*To do*
Every entry must be repeated exactly. Exclude all pictures.

*Excerpted data*
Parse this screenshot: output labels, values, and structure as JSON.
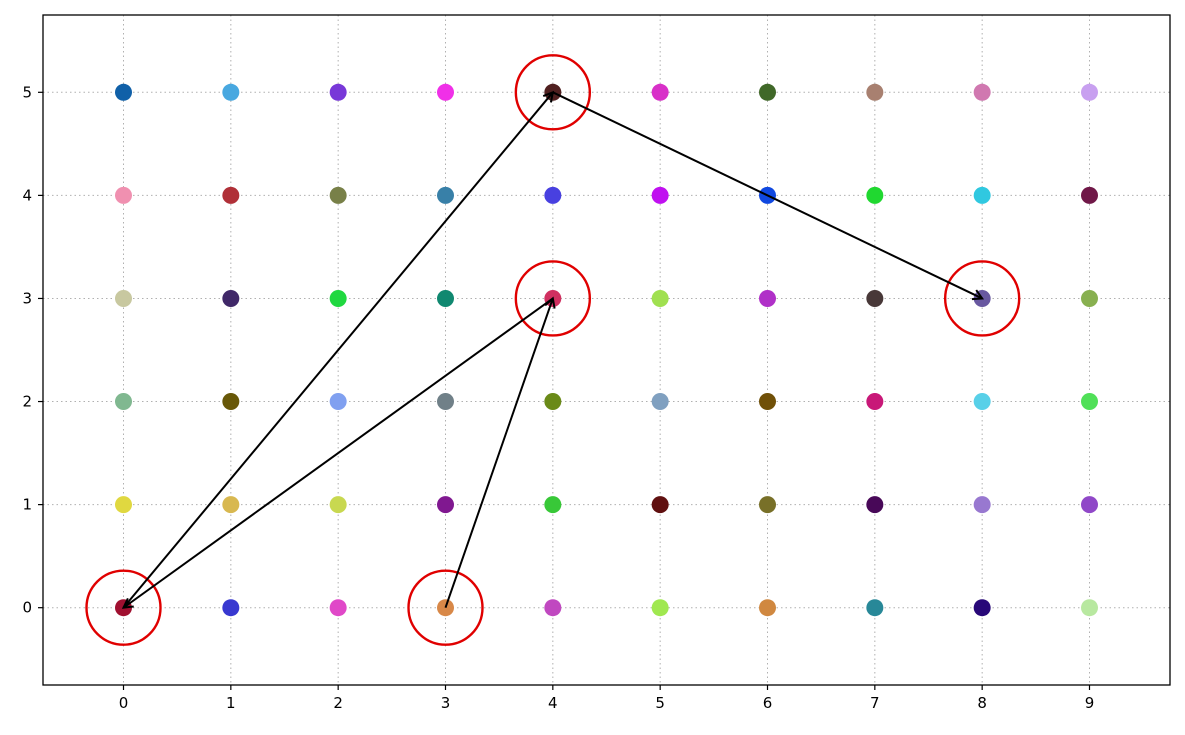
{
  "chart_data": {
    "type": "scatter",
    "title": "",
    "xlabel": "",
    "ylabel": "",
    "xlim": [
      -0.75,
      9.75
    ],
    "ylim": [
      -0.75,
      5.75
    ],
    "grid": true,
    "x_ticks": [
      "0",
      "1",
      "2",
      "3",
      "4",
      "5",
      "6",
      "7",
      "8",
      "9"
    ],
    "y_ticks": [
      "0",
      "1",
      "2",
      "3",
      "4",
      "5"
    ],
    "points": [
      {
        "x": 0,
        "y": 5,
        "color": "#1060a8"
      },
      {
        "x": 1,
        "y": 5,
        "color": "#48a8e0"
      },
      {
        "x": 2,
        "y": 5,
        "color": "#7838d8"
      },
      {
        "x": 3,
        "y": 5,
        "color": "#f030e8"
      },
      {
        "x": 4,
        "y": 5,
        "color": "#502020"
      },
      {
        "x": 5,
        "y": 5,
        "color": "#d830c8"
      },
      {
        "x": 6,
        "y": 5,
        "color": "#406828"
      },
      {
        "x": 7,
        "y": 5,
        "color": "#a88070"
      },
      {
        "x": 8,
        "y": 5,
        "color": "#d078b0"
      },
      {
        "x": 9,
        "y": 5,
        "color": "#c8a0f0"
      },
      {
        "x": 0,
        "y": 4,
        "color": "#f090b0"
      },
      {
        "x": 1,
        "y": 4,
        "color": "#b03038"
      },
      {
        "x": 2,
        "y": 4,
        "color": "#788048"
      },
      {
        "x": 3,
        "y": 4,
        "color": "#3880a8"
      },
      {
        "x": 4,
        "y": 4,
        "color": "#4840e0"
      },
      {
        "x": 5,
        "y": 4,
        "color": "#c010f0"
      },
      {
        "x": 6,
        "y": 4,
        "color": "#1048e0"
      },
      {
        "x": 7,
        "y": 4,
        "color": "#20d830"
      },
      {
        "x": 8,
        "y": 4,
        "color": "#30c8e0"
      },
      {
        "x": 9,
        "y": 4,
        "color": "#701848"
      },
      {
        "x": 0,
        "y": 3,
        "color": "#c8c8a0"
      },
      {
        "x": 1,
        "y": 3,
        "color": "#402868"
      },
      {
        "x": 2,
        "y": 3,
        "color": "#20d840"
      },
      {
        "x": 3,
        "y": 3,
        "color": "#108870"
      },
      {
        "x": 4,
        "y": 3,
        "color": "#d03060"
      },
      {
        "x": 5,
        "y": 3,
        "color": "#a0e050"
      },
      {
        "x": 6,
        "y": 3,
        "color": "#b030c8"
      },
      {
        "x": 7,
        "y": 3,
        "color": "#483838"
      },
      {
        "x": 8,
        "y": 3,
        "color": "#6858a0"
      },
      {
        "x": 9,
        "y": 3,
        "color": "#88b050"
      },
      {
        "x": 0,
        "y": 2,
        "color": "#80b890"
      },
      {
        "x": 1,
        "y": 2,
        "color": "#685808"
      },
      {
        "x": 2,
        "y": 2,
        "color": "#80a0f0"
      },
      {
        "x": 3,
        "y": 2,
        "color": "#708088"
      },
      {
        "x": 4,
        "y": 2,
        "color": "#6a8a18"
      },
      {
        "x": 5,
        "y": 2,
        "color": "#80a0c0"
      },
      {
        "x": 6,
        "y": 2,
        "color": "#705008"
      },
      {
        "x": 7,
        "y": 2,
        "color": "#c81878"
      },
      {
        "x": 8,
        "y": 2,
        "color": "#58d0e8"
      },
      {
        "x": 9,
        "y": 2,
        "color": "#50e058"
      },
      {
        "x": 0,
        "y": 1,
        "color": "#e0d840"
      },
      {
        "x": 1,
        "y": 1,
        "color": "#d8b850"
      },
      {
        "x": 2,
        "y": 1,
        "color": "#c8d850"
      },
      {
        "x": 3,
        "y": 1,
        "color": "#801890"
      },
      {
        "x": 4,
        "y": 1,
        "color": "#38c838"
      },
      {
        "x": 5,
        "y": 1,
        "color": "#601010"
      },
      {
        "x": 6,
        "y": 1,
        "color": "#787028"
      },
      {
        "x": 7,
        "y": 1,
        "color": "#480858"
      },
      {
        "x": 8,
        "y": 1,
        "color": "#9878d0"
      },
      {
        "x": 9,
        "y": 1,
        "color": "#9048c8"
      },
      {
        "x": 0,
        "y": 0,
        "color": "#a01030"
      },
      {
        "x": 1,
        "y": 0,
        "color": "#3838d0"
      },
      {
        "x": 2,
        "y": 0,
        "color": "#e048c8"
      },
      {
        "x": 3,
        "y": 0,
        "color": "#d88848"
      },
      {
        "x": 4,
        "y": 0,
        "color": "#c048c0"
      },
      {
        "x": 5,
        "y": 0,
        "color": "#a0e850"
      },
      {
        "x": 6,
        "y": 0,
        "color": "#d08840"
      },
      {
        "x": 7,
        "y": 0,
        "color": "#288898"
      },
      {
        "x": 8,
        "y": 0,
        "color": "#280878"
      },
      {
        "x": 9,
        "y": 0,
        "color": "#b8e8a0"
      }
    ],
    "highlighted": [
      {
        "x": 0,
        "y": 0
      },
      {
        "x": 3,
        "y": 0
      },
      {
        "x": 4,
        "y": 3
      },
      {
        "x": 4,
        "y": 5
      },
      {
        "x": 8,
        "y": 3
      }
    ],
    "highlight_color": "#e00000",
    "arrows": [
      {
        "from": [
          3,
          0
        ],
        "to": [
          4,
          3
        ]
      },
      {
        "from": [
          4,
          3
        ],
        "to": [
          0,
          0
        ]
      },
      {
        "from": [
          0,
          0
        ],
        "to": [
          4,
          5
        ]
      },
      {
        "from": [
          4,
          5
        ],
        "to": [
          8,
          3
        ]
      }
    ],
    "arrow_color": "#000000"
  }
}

*Written answer*
Parse this screenshot: output labels, values, and structure as JSON.
{
  "chart_data": {
    "type": "scatter",
    "title": "",
    "xlabel": "",
    "ylabel": "",
    "xlim": [
      -0.75,
      9.75
    ],
    "ylim": [
      -0.75,
      5.75
    ],
    "grid": true,
    "x_ticks": [
      "0",
      "1",
      "2",
      "3",
      "4",
      "5",
      "6",
      "7",
      "8",
      "9"
    ],
    "y_ticks": [
      "0",
      "1",
      "2",
      "3",
      "4",
      "5"
    ],
    "points": [
      {
        "x": 0,
        "y": 5,
        "color": "#1060a8"
      },
      {
        "x": 1,
        "y": 5,
        "color": "#48a8e0"
      },
      {
        "x": 2,
        "y": 5,
        "color": "#7838d8"
      },
      {
        "x": 3,
        "y": 5,
        "color": "#f030e8"
      },
      {
        "x": 4,
        "y": 5,
        "color": "#502020"
      },
      {
        "x": 5,
        "y": 5,
        "color": "#d830c8"
      },
      {
        "x": 6,
        "y": 5,
        "color": "#406828"
      },
      {
        "x": 7,
        "y": 5,
        "color": "#a88070"
      },
      {
        "x": 8,
        "y": 5,
        "color": "#d078b0"
      },
      {
        "x": 9,
        "y": 5,
        "color": "#c8a0f0"
      },
      {
        "x": 0,
        "y": 4,
        "color": "#f090b0"
      },
      {
        "x": 1,
        "y": 4,
        "color": "#b03038"
      },
      {
        "x": 2,
        "y": 4,
        "color": "#788048"
      },
      {
        "x": 3,
        "y": 4,
        "color": "#3880a8"
      },
      {
        "x": 4,
        "y": 4,
        "color": "#4840e0"
      },
      {
        "x": 5,
        "y": 4,
        "color": "#c010f0"
      },
      {
        "x": 6,
        "y": 4,
        "color": "#1048e0"
      },
      {
        "x": 7,
        "y": 4,
        "color": "#20d830"
      },
      {
        "x": 8,
        "y": 4,
        "color": "#30c8e0"
      },
      {
        "x": 9,
        "y": 4,
        "color": "#701848"
      },
      {
        "x": 0,
        "y": 3,
        "color": "#c8c8a0"
      },
      {
        "x": 1,
        "y": 3,
        "color": "#402868"
      },
      {
        "x": 2,
        "y": 3,
        "color": "#20d840"
      },
      {
        "x": 3,
        "y": 3,
        "color": "#108870"
      },
      {
        "x": 4,
        "y": 3,
        "color": "#d03060"
      },
      {
        "x": 5,
        "y": 3,
        "color": "#a0e050"
      },
      {
        "x": 6,
        "y": 3,
        "color": "#b030c8"
      },
      {
        "x": 7,
        "y": 3,
        "color": "#483838"
      },
      {
        "x": 8,
        "y": 3,
        "color": "#6858a0"
      },
      {
        "x": 9,
        "y": 3,
        "color": "#88b050"
      },
      {
        "x": 0,
        "y": 2,
        "color": "#80b890"
      },
      {
        "x": 1,
        "y": 2,
        "color": "#685808"
      },
      {
        "x": 2,
        "y": 2,
        "color": "#80a0f0"
      },
      {
        "x": 3,
        "y": 2,
        "color": "#708088"
      },
      {
        "x": 4,
        "y": 2,
        "color": "#6a8a18"
      },
      {
        "x": 5,
        "y": 2,
        "color": "#80a0c0"
      },
      {
        "x": 6,
        "y": 2,
        "color": "#705008"
      },
      {
        "x": 7,
        "y": 2,
        "color": "#c81878"
      },
      {
        "x": 8,
        "y": 2,
        "color": "#58d0e8"
      },
      {
        "x": 9,
        "y": 2,
        "color": "#50e058"
      },
      {
        "x": 0,
        "y": 1,
        "color": "#e0d840"
      },
      {
        "x": 1,
        "y": 1,
        "color": "#d8b850"
      },
      {
        "x": 2,
        "y": 1,
        "color": "#c8d850"
      },
      {
        "x": 3,
        "y": 1,
        "color": "#801890"
      },
      {
        "x": 4,
        "y": 1,
        "color": "#38c838"
      },
      {
        "x": 5,
        "y": 1,
        "color": "#601010"
      },
      {
        "x": 6,
        "y": 1,
        "color": "#787028"
      },
      {
        "x": 7,
        "y": 1,
        "color": "#480858"
      },
      {
        "x": 8,
        "y": 1,
        "color": "#9878d0"
      },
      {
        "x": 9,
        "y": 1,
        "color": "#9048c8"
      },
      {
        "x": 0,
        "y": 0,
        "color": "#a01030"
      },
      {
        "x": 1,
        "y": 0,
        "color": "#3838d0"
      },
      {
        "x": 2,
        "y": 0,
        "color": "#e048c8"
      },
      {
        "x": 3,
        "y": 0,
        "color": "#d88848"
      },
      {
        "x": 4,
        "y": 0,
        "color": "#c048c0"
      },
      {
        "x": 5,
        "y": 0,
        "color": "#a0e850"
      },
      {
        "x": 6,
        "y": 0,
        "color": "#d08840"
      },
      {
        "x": 7,
        "y": 0,
        "color": "#288898"
      },
      {
        "x": 8,
        "y": 0,
        "color": "#280878"
      },
      {
        "x": 9,
        "y": 0,
        "color": "#b8e8a0"
      }
    ],
    "highlighted": [
      {
        "x": 0,
        "y": 0
      },
      {
        "x": 3,
        "y": 0
      },
      {
        "x": 4,
        "y": 3
      },
      {
        "x": 4,
        "y": 5
      },
      {
        "x": 8,
        "y": 3
      }
    ],
    "highlight_color": "#e00000",
    "arrows": [
      {
        "from": [
          3,
          0
        ],
        "to": [
          4,
          3
        ]
      },
      {
        "from": [
          4,
          3
        ],
        "to": [
          0,
          0
        ]
      },
      {
        "from": [
          0,
          0
        ],
        "to": [
          4,
          5
        ]
      },
      {
        "from": [
          4,
          5
        ],
        "to": [
          8,
          3
        ]
      }
    ],
    "arrow_color": "#000000"
  }
}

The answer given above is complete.